Collect each line holding the string "document".

— begin —

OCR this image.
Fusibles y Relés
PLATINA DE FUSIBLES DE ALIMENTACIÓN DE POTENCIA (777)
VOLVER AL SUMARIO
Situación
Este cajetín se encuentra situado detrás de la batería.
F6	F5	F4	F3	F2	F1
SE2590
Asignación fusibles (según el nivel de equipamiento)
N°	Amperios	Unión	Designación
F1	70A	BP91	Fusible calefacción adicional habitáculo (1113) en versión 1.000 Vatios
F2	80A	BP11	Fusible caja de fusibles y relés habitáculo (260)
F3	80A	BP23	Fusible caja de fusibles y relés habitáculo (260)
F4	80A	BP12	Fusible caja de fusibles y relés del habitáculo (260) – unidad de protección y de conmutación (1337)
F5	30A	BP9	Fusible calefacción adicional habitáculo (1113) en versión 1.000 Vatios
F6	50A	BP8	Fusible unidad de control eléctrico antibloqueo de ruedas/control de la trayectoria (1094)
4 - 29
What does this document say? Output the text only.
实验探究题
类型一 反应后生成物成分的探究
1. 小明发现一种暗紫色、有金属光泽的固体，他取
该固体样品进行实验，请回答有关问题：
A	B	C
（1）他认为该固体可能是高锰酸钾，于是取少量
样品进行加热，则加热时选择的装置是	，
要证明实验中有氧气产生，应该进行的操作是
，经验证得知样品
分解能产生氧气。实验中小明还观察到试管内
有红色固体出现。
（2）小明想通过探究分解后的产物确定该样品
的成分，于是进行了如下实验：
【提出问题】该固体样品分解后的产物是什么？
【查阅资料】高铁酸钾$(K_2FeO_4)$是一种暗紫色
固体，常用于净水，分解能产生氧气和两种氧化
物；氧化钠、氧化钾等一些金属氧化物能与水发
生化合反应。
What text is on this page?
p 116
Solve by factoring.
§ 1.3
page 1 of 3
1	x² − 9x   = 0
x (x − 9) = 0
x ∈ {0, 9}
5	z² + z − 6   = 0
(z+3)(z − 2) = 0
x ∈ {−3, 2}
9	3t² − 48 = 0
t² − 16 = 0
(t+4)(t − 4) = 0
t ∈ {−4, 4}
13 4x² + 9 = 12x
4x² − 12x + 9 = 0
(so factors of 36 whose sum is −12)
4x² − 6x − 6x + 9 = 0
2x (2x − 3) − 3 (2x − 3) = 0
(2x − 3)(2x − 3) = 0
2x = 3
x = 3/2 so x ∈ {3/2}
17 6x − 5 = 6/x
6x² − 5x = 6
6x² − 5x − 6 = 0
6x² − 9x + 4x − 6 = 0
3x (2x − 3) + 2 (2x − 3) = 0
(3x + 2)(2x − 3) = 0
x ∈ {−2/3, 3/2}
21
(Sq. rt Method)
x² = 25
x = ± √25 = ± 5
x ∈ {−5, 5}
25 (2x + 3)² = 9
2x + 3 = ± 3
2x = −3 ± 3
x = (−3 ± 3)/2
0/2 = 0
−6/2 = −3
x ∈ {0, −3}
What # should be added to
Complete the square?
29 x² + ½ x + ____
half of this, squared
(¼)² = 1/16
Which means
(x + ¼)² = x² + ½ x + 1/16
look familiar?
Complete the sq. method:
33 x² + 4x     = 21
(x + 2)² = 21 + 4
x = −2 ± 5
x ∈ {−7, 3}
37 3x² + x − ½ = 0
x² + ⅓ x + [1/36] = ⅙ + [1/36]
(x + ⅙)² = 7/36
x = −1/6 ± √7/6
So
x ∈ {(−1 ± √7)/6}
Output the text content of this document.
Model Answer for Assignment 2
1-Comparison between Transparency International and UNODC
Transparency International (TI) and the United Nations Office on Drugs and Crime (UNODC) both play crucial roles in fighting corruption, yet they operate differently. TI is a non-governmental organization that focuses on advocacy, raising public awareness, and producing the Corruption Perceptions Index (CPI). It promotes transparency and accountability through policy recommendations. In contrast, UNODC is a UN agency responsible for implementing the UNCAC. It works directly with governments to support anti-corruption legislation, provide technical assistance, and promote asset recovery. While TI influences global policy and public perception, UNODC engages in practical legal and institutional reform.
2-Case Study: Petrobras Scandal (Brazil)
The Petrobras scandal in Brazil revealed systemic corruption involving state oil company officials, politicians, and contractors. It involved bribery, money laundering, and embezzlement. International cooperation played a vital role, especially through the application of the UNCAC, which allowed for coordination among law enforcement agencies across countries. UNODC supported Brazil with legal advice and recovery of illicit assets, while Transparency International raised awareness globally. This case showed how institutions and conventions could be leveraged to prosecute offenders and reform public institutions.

— end —

ANSWER TO THE TASK ::
What does this document say? Output the text only.
Output the text content of this document.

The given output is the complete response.